Data entries
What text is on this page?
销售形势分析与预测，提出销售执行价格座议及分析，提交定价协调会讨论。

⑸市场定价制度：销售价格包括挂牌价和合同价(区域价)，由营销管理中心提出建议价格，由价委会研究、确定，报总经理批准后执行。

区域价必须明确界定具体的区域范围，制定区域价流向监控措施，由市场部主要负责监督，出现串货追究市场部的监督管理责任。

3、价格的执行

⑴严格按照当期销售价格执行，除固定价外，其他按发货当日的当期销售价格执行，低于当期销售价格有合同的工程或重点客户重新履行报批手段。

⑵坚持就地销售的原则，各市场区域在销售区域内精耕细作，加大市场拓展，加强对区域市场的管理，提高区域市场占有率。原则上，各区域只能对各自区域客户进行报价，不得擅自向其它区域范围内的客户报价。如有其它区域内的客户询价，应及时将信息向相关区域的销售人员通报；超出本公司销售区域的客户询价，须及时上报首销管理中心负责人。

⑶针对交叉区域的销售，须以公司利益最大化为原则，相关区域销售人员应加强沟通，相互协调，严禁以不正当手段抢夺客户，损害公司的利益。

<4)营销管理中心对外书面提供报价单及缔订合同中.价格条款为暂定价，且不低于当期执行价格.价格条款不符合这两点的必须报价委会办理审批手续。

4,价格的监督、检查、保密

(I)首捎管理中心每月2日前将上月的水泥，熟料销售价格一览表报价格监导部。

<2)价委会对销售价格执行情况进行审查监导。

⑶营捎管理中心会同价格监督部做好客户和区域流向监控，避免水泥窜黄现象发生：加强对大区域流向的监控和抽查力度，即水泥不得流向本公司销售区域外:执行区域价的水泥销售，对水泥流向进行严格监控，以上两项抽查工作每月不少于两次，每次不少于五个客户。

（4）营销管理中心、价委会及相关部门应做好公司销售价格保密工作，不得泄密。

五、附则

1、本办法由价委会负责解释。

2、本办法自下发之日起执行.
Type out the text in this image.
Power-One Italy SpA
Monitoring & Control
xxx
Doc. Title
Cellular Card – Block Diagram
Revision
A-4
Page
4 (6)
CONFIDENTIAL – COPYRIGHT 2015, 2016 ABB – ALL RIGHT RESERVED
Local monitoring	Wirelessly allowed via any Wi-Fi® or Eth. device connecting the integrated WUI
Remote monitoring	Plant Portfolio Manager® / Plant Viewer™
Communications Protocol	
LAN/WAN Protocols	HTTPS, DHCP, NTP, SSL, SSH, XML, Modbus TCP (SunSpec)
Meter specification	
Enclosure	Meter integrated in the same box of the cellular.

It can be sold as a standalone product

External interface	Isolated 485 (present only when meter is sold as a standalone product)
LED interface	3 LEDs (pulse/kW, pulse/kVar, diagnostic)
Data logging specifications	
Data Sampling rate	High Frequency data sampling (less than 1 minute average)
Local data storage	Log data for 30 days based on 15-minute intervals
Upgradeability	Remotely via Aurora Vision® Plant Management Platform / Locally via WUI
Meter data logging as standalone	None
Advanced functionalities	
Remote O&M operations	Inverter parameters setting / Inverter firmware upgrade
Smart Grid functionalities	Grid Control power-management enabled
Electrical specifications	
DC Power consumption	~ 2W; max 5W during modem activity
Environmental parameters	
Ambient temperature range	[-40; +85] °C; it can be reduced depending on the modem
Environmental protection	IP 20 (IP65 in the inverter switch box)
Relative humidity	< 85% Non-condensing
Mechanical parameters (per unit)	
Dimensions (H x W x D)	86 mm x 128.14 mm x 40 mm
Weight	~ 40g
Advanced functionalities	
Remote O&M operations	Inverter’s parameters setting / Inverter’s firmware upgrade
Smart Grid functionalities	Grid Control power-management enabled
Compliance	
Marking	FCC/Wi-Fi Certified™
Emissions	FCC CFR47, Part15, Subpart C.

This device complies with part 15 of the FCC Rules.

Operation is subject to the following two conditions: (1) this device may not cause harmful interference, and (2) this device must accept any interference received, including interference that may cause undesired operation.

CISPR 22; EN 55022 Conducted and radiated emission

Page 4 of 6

▶ GOAL OF THE EXERCISE
Examine the records and report how many lines contain the string "Environmental". Only the number should be given.

▶ ANSWER TO THIS EXERCISE
2